本文 »
______________________________
時に報じられる都会の民間病院の廃院などとは、インパクトが違う。特に厚生連の経営陣や病院長らは、一様に
「対岸の火事ではない」と受け止めている。問題の根の深さを考えると、既に厚生連や病院などの自助努力に頼るには限界を超えている。
地域住民の命を守るため、国に政策変更を迫る時にきている。
石西厚生連は、1919年に当時の産業組合が、旧日原町(現津和野町)に診療所を設けたことに端を発して活動してきた。
農村医療の原点とも言うべき地であり、全国の厚生連活動の象徴的な存在ですらあった。貧困にあえぐ「農家組合員の命を守る」
という理念の下に、度重なる苦難を乗り越えてきた。しかしついに、苦渋の決断を迫られる時を迎えてしまった。
全国に117ある厚生連の病院は、その半数以上が人口5万人未満の医療圏に立地する。石西厚生連もそのうちの一つだ。
______________________________
作業依頼 1 » 本文によると、石西厚生連の活動の始まりとなった診療所は、何年にどこに設けられましたか。
作業依頼 2 » 厚生連病院をめぐる本文の続きを、最後の文の後から書いてください。
記録は本文とは関係がありません。
______________________________
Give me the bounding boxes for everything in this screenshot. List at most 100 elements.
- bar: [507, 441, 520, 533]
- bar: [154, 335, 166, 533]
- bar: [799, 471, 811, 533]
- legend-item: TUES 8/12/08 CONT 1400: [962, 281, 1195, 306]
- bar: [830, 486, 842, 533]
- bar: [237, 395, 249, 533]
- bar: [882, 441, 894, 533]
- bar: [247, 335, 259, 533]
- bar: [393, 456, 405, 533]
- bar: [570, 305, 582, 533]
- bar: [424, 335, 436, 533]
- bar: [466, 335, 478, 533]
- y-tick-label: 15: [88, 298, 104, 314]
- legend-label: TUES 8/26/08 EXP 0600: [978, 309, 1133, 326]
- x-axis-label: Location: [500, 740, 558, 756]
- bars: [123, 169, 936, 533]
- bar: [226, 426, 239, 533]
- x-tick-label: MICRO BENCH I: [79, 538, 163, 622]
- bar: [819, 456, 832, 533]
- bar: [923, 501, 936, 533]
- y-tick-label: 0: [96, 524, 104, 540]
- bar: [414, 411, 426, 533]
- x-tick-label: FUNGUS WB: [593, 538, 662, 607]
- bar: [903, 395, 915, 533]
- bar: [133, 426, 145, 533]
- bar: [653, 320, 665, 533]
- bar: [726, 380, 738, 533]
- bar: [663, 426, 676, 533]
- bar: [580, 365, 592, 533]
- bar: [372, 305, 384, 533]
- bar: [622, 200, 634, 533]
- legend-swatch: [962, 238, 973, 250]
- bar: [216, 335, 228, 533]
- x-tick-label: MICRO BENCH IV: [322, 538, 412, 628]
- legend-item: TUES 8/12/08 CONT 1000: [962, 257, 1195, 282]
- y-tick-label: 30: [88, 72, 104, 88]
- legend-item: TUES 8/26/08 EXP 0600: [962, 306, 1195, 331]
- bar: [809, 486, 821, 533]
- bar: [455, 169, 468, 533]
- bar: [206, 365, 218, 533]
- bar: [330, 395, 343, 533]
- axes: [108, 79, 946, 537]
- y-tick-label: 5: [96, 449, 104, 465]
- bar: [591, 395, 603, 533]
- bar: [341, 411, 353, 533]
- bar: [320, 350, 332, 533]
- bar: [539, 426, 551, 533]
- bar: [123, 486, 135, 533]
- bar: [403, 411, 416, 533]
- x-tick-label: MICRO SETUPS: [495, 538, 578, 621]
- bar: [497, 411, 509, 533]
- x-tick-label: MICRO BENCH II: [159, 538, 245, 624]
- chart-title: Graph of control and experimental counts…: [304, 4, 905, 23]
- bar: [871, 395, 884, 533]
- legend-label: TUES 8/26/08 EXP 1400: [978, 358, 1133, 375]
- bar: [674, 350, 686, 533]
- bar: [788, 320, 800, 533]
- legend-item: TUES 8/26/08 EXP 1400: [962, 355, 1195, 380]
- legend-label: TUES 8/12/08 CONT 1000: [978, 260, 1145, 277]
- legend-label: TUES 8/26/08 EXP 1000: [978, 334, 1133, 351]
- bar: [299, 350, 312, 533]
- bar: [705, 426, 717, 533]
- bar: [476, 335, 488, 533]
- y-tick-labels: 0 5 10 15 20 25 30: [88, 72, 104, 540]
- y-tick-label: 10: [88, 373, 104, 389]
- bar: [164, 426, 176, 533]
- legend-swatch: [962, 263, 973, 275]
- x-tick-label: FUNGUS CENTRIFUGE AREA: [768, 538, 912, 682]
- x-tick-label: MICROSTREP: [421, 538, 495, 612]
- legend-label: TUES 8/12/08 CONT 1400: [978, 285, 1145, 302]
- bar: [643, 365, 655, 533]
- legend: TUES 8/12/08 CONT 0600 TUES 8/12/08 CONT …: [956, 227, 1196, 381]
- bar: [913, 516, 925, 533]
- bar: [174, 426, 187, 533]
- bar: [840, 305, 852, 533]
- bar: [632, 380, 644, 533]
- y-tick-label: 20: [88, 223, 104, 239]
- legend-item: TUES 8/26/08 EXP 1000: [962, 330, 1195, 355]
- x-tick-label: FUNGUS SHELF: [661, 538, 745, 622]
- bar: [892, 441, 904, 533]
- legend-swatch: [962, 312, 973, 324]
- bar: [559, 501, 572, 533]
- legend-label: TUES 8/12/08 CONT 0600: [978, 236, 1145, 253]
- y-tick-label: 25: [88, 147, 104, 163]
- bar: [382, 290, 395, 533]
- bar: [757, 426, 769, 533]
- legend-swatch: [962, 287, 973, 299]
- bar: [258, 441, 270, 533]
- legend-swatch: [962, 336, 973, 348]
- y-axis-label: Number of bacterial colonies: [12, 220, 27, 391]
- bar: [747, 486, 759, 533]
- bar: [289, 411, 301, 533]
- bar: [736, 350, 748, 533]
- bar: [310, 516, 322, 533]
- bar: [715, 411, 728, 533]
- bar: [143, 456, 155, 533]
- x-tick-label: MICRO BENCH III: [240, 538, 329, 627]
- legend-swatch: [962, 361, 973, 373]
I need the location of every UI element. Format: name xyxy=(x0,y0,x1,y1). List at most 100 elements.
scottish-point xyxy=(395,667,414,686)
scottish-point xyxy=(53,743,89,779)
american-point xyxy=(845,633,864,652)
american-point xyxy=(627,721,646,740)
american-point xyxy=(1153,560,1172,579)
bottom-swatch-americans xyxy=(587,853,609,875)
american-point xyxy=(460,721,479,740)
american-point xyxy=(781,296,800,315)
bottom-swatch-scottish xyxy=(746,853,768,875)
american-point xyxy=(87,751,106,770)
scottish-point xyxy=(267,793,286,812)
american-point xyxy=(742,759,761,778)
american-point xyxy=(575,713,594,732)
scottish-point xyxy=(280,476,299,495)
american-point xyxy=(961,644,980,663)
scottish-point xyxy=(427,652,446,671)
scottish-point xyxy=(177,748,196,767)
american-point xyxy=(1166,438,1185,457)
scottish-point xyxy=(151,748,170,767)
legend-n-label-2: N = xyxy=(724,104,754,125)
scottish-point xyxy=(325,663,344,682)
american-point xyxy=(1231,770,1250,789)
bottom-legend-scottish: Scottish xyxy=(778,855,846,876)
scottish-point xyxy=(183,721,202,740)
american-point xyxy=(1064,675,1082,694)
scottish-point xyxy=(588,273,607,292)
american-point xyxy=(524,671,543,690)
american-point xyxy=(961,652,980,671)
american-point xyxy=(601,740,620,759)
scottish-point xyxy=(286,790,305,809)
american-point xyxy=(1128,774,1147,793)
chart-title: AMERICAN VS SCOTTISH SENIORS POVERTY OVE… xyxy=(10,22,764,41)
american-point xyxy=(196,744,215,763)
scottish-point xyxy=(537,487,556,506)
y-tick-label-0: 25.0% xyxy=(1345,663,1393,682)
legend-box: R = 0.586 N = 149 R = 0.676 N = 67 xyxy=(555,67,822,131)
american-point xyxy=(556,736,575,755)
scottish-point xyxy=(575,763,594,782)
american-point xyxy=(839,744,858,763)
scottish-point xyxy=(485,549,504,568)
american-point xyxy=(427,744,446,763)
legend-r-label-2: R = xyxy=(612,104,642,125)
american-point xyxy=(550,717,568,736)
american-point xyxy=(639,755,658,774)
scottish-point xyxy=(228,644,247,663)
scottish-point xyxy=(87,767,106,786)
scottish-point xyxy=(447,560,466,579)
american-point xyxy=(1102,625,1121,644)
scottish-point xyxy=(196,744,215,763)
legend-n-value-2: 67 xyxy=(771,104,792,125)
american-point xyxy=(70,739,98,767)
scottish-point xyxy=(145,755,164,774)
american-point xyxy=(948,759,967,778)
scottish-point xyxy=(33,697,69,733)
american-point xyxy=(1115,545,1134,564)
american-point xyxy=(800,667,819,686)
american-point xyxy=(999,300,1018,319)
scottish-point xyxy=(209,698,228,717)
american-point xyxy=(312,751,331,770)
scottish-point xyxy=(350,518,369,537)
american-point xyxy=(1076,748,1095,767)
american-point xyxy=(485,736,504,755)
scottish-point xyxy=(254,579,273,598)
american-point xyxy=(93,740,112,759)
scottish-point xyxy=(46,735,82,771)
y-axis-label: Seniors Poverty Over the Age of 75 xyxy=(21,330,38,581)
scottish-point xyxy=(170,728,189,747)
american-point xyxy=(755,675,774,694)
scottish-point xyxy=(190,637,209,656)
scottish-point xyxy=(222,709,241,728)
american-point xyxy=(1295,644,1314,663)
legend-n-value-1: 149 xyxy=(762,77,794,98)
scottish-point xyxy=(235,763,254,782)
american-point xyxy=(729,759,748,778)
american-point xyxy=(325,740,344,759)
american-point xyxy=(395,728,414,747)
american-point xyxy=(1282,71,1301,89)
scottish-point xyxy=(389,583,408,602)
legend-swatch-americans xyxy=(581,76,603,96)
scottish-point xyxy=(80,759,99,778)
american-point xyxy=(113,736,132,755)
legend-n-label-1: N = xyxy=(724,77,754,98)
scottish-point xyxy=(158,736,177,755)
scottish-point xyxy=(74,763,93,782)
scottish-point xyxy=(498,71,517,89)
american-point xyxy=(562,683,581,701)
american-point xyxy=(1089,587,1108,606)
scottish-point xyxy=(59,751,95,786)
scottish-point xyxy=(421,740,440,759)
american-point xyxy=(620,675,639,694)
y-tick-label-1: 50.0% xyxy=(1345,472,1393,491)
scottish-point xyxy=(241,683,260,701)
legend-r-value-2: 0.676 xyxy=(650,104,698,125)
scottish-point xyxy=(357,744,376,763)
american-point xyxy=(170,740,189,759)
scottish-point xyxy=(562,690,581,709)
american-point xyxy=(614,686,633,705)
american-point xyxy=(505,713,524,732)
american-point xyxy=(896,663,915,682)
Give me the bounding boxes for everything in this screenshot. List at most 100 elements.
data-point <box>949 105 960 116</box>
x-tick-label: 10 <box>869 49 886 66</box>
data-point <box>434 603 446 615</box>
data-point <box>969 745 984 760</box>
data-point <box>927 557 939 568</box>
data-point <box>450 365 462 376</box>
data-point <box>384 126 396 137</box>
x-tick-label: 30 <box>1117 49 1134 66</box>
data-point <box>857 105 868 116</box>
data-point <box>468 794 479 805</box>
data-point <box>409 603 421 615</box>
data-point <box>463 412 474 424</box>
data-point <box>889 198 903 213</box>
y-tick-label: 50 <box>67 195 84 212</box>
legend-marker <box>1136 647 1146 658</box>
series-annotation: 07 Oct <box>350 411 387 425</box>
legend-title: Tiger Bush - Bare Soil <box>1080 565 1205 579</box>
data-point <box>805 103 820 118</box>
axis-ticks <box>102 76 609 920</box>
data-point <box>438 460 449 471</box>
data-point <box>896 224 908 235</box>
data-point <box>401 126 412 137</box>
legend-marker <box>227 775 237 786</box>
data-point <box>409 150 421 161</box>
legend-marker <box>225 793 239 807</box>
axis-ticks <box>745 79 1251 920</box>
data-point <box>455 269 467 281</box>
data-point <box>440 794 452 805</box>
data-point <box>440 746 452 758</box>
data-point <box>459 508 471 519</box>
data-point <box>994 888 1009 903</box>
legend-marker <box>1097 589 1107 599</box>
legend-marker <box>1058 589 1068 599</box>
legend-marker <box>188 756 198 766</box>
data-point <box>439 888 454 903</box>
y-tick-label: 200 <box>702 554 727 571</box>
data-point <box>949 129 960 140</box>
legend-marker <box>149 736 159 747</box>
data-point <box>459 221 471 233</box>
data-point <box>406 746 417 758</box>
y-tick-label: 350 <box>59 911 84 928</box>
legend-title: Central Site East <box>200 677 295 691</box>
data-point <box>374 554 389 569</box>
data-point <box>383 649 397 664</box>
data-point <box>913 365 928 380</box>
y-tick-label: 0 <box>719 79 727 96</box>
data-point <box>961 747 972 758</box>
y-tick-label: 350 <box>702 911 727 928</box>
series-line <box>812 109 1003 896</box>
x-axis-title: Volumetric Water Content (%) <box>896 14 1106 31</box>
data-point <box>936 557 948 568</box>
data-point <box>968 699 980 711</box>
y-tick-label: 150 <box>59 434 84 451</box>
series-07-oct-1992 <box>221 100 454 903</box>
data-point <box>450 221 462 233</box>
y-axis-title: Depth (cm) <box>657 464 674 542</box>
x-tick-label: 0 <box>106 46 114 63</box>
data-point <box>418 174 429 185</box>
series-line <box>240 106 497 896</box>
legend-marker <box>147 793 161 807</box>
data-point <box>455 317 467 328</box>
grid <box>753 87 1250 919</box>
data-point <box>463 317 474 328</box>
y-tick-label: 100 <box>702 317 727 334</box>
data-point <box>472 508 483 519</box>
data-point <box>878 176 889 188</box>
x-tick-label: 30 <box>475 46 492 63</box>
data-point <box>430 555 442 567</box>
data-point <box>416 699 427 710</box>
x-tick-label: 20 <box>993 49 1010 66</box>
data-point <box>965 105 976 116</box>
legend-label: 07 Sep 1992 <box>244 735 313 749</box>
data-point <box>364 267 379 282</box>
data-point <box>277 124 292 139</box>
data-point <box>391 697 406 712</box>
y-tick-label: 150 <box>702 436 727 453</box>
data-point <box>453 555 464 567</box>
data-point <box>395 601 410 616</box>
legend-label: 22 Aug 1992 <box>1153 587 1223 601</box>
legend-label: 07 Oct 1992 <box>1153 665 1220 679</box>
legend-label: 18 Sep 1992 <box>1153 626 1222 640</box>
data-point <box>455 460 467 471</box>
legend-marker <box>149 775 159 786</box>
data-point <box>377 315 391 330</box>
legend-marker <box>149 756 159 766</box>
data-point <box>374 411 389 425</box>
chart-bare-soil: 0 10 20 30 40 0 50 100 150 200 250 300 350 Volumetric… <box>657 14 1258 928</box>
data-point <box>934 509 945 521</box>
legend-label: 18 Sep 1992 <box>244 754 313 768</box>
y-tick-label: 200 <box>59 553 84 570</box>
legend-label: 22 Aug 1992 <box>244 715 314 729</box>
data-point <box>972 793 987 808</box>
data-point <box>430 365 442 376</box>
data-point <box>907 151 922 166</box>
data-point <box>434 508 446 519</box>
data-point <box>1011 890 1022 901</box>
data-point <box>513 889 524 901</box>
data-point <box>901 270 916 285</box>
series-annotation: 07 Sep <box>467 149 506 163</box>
______________________________
作業結果 1 » 1919年に、旧日原町(現津和野町)に設けられました。

作業結果 2 »
周辺は中山間地で、高齢化や過疎化が進み、集落自体の存続が危ぶまれるところもある。もし撤退したり、廃院したりすると、
無医地区になる可能性があり、不採算ではあっても続けなければならない状況にある。
こうした地域での病院経営は、困難を極める。約7割の厚生連病院が赤字といわれる。残り黒字3割も
「診療だけでは赤字。診療外の収入で補っているから何とか成り立っている」(中国四国地方の厚生連病院長)という。